====== 引用文 ======

和尚と坊主って面白いと思いましたが、、それじゃ主従関係がおかしな事になるので、あえて横文字にしてみました。

Bose社のgeneral manager持丸氏と話をする事が出来ました。氏の自身作であるShowMatchというスピーカーシステムの試聴会の時の事。音楽や音響に対して同じような考え方を持っている人がいるんだなと共感しました。自分はただその考え方で音響をオペレートしているだけだが、持丸氏は、実際に製品を作り上げることをしているのだから、同じ土俵で語ってはいけないとは思いますが、嬉しいことです。L1という製品のコンセプトが生の楽器の音を大きくすることで、他の楽器とのバランスをとるということ。つまりスピーカーを背負うという発想です。この発想を音響、特にポップスの分野ではしてこなかったと思います。立ち位置より前にスピーカーを出さないとハウリングを起こすというのが常識になっていました。自分が追求してきたのはスピーカー位置を物理的に下げることで生の楽器の音と融合するということ。客席向けの音とステージ中の音は別ではなく、全部を同じ音にするということです。とはいえ、実際音量を高めていけば、ハウリングは起こします。しかしあらゆる位置にあるスピーカーも調整次第で整合をとることはできます。そこにかける時間を惜しんではいけません。整合をとることでそれぞれの音量は下がるのです。下がっても音圧を感じる事が出来るのです。ここまでは自分の音響論でしたが、この話を持丸氏は理解していただけたようでした。

ShowMatchは特殊なスピーカーという訳ではなく、普通にラインアレイのスピーカーですが、その音質と空間をカバーする発想が、自分の音響論にマッチすると感じました。自分がスピーカーチューニングをしていった最終型の音が最初から作られている感じでした。そしてそれはある種旧き良きの2waySPの香りがするわけです。持丸氏がかつて「アルテック」の製品開発に携わっていたという話を聞き、その方向性が理解出来ました。しかもその音質を物理的に何種類かの形状の用意で全ホールをカバーできるようにしてあり、プロセッサを使っていないことに好感を持ちました。大規模から中小の現場までが同じアプローチでこなせるのです。大規模なホールやアリーナでは、ピンクノイズを使いプロセッサーを調整していくというアプローチをします。しかし中小の現場にはそのような時間など、どこにもとられていないのが現状です。この製品なら、組み合わせを考えて持っていけば、それ以上の微調整がありません。シンプルです。まだ新製品ですから、これからの試行錯誤もあるのかと思いますが、登る山が同じだということはとても大切なことです。

======

* [取り組み方] 引用文によると、持丸氏はかつてどこの製品開発に携わっていましたか。

====== 学習資料 ======

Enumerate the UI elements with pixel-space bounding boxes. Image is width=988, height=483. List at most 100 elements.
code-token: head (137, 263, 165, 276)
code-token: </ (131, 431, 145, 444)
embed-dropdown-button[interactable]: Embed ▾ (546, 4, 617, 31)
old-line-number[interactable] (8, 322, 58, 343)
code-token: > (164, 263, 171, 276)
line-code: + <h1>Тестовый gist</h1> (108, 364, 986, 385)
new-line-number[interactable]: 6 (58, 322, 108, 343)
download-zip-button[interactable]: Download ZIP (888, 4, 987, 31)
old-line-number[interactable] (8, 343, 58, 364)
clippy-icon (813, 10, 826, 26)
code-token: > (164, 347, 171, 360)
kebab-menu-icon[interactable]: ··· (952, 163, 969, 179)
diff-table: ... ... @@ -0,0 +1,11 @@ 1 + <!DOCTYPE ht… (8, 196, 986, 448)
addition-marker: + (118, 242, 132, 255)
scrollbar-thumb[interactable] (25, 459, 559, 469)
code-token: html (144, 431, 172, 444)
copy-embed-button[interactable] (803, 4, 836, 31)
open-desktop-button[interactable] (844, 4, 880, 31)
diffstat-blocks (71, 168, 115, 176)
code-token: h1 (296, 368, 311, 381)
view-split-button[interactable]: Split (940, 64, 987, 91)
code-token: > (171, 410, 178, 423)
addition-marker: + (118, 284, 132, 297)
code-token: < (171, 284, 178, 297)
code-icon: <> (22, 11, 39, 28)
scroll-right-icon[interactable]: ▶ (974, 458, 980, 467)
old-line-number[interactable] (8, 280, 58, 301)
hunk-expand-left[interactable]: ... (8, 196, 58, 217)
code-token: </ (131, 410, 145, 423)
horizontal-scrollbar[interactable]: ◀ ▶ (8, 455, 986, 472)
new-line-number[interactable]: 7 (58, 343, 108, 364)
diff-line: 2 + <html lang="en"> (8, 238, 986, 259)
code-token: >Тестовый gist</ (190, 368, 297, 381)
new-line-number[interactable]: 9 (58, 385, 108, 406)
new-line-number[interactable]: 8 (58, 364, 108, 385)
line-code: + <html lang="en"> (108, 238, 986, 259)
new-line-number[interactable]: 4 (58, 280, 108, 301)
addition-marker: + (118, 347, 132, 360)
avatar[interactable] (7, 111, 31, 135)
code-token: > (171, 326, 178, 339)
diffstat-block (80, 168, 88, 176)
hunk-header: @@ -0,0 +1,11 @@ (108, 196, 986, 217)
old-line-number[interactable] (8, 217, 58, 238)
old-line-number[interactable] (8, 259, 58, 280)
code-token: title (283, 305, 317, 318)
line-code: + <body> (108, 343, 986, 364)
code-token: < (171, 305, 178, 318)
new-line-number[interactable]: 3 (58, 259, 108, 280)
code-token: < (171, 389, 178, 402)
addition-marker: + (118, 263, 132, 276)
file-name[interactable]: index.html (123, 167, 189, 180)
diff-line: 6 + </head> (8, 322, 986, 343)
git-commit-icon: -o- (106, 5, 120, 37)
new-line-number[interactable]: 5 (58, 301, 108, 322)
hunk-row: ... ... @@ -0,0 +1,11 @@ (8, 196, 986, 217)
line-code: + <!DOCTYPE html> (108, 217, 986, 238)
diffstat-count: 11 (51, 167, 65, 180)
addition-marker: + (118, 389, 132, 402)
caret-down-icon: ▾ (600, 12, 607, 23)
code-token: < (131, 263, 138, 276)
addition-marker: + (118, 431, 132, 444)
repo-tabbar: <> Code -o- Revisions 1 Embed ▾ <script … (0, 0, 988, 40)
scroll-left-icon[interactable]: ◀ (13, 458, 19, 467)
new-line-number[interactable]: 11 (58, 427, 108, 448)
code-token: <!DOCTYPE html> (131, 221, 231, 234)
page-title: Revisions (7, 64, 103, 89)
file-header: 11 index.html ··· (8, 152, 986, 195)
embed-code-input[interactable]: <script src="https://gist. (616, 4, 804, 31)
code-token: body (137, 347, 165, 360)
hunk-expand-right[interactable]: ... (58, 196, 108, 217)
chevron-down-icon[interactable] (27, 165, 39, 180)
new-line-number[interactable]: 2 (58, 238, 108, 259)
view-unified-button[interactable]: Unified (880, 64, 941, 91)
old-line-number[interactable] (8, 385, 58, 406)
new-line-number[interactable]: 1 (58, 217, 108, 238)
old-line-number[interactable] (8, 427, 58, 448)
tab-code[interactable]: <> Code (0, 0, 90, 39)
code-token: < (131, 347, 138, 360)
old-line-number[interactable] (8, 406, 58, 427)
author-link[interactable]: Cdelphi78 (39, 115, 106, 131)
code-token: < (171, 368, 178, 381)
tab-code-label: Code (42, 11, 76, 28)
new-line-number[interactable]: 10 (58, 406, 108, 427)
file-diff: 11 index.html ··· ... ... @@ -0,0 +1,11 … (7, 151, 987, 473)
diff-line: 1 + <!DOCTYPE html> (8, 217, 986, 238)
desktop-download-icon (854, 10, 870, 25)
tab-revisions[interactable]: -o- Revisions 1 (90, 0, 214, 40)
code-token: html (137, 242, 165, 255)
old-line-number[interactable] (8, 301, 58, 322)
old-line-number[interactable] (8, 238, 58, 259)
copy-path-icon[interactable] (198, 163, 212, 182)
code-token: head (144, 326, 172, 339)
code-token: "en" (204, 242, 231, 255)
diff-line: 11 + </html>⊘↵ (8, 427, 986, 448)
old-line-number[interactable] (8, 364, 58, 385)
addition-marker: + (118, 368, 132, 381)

======

* [解答欄] 持丸氏はかつて「アルテック」の製品開発に携わっていました。